__TASK TO COMPLETE__: Copy each line containing the word "langkah" from the records that follow, please.
--- Begin EXCERPTED DATA ---
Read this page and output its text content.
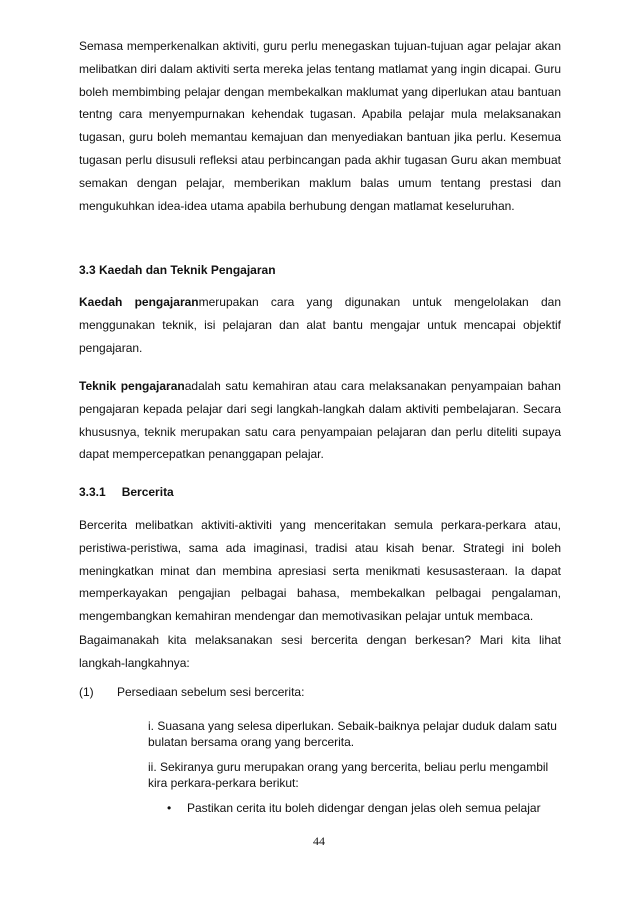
Semasa memperkenalkan aktiviti, guru perlu menegaskan tujuan-tujuan agar pelajar akan melibatkan diri dalam aktiviti serta mereka jelas tentang matlamat yang ingin dicapai. Guru boleh membimbing pelajar dengan membekalkan maklumat yang diperlukan atau bantuan tentng cara menyempurnakan kehendak tugasan. Apabila pelajar mula melaksanakan tugasan, guru boleh memantau kemajuan dan menyediakan bantuan jika perlu. Kesemua tugasan perlu disusuli refleksi atau perbincangan pada akhir tugasan Guru akan membuat semakan dengan pelajar, memberikan maklum balas umum tentang prestasi dan mengukuhkan idea-idea utama apabila berhubung dengan matlamat keseluruhan.

3.3 Kaedah dan Teknik Pengajaran

Kaedah pengajaranmerupakan cara yang digunakan untuk mengelolakan dan menggunakan teknik, isi pelajaran dan alat bantu mengajar untuk mencapai objektif pengajaran.

Teknik pengajaranadalah satu kemahiran atau cara melaksanakan penyampaian bahan pengajaran kepada pelajar dari segi langkah-langkah dalam aktiviti pembelajaran. Secara khususnya, teknik merupakan satu cara penyampaian pelajaran dan perlu diteliti supaya dapat mempercepatkan penanggapan pelajar.

3.3.1 Bercerita

Bercerita melibatkan aktiviti-aktiviti yang menceritakan semula perkara-perkara atau, peristiwa-peristiwa, sama ada imaginasi, tradisi atau kisah benar. Strategi ini boleh meningkatkan minat dan membina apresiasi serta menikmati kesusasteraan. Ia dapat memperkayakan pengajian pelbagai bahasa, membekalkan pelbagai pengalaman, mengembangkan kemahiran mendengar dan memotivasikan pelajar untuk membaca.

Bagaimanakah kita melaksanakan sesi bercerita dengan berkesan? Mari kita lihat langkah-langkahnya:

(1) Persediaan sebelum sesi bercerita:

i. Suasana yang selesa diperlukan. Sebaik-baiknya pelajar duduk dalam satu bulatan bersama orang yang bercerita.

ii. Sekiranya guru merupakan orang yang bercerita, beliau perlu mengambil kira perkara-perkara berikut:

• Pastikan cerita itu boleh didengar dengan jelas oleh semua pelajar

44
--- End EXCERPTED DATA ---
__RESULT OF THE EXERCISE__:
Teknik pengajaranadalah satu kemahiran atau cara melaksanakan penyampaian bahan pengajaran kepada pelajar dari segi langkah-langkah dalam aktiviti pembelajaran. Secara khususnya, teknik merupakan satu cara penyampaian pelajaran dan perlu diteliti supaya dapat mempercepatkan penanggapan pelajar.
Bagaimanakah kita melaksanakan sesi bercerita dengan berkesan? Mari kita lihat langkah-langkahnya:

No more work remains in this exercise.